The task:
Give the data again exactly as written, skipping any pictures.

****

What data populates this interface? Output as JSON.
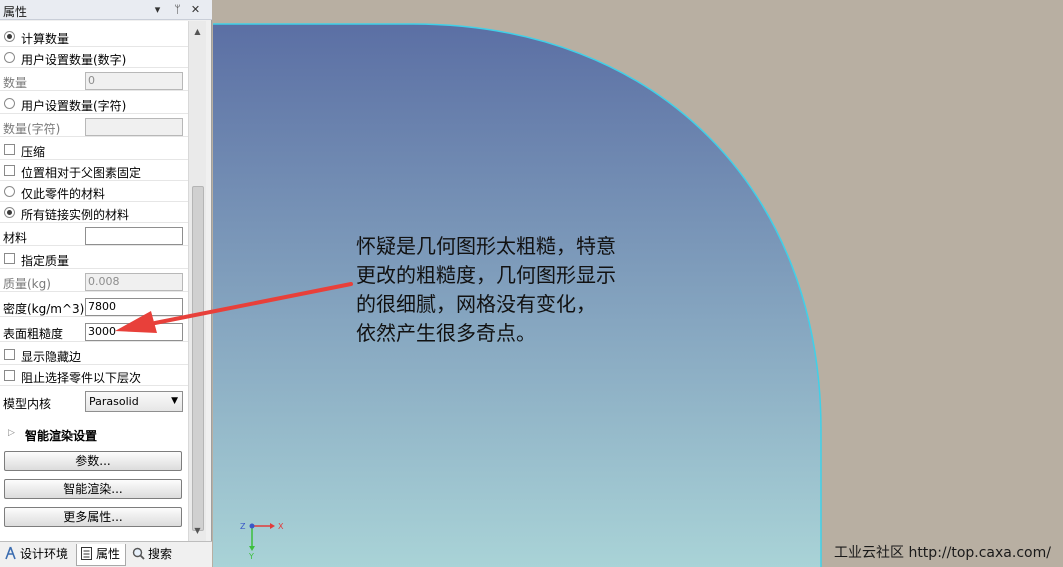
{
  "panel": {
    "title": "属性",
    "header_buttons": {
      "dropdown": "▾",
      "pin": "ᛘ",
      "close": "✕"
    },
    "rows": {
      "calc_count": "计算数量",
      "user_count_number": "用户设置数量(数字)",
      "count_label": "数量",
      "count_value": "0",
      "user_count_text": "用户设置数量(字符)",
      "count_text_label": "数量(字符)",
      "count_text_value": "",
      "compress": "压缩",
      "fixed_to_parent": "位置相对于父图素固定",
      "part_material_only": "仅此零件的材料",
      "all_linked_material": "所有链接实例的材料",
      "material_label": "材料",
      "material_value": "",
      "specify_mass": "指定质量",
      "mass_label": "质量(kg)",
      "mass_value": "0.008",
      "density_label": "密度(kg/m^3)",
      "density_value": "7800",
      "roughness_label": "表面粗糙度",
      "roughness_value": "3000",
      "show_hidden_edges": "显示隐藏边",
      "block_lower_levels": "阻止选择零件以下层次",
      "kernel_label": "模型内核",
      "kernel_value": "Parasolid"
    },
    "section": {
      "smart_render_settings": "智能渲染设置"
    },
    "buttons": {
      "params": "参数...",
      "smart_render": "智能渲染...",
      "more_props": "更多属性..."
    },
    "tabs": {
      "design_env": "设计环境",
      "properties": "属性",
      "search": "搜索"
    }
  },
  "viewport": {
    "annotation": "怀疑是几何图形太粗糙，特意\n更改的粗糙度，几何图形显示\n的很细腻，网格没有变化，\n依然产生很多奇点。",
    "triad": {
      "x": "X",
      "y": "Y",
      "z": "Z"
    },
    "watermark": "工业云社区 http://top.caxa.com/",
    "colors": {
      "background": "#b8afa2",
      "gradient_top": "#5b6fa4",
      "gradient_bottom": "#a9d3d7",
      "edge": "#40d0e8",
      "arrow": "#e8403a"
    }
  }
}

****

Completed task:
What data populates this interface? Output as JSON.
{
  "panel": {
    "title": "属性",
    "header_buttons": {
      "dropdown": "▾",
      "pin": "ᛘ",
      "close": "✕"
    },
    "rows": {
      "calc_count": "计算数量",
      "user_count_number": "用户设置数量(数字)",
      "count_label": "数量",
      "count_value": "0",
      "user_count_text": "用户设置数量(字符)",
      "count_text_label": "数量(字符)",
      "count_text_value": "",
      "compress": "压缩",
      "fixed_to_parent": "位置相对于父图素固定",
      "part_material_only": "仅此零件的材料",
      "all_linked_material": "所有链接实例的材料",
      "material_label": "材料",
      "material_value": "",
      "specify_mass": "指定质量",
      "mass_label": "质量(kg)",
      "mass_value": "0.008",
      "density_label": "密度(kg/m^3)",
      "density_value": "7800",
      "roughness_label": "表面粗糙度",
      "roughness_value": "3000",
      "show_hidden_edges": "显示隐藏边",
      "block_lower_levels": "阻止选择零件以下层次",
      "kernel_label": "模型内核",
      "kernel_value": "Parasolid"
    },
    "section": {
      "smart_render_settings": "智能渲染设置"
    },
    "buttons": {
      "params": "参数...",
      "smart_render": "智能渲染...",
      "more_props": "更多属性..."
    },
    "tabs": {
      "design_env": "设计环境",
      "properties": "属性",
      "search": "搜索"
    }
  },
  "viewport": {
    "annotation": "怀疑是几何图形太粗糙，特意\n更改的粗糙度，几何图形显示\n的很细腻，网格没有变化，\n依然产生很多奇点。",
    "triad": {
      "x": "X",
      "y": "Y",
      "z": "Z"
    },
    "watermark": "工业云社区 http://top.caxa.com/",
    "colors": {
      "background": "#b8afa2",
      "gradient_top": "#5b6fa4",
      "gradient_bottom": "#a9d3d7",
      "edge": "#40d0e8",
      "arrow": "#e8403a"
    }
  }
}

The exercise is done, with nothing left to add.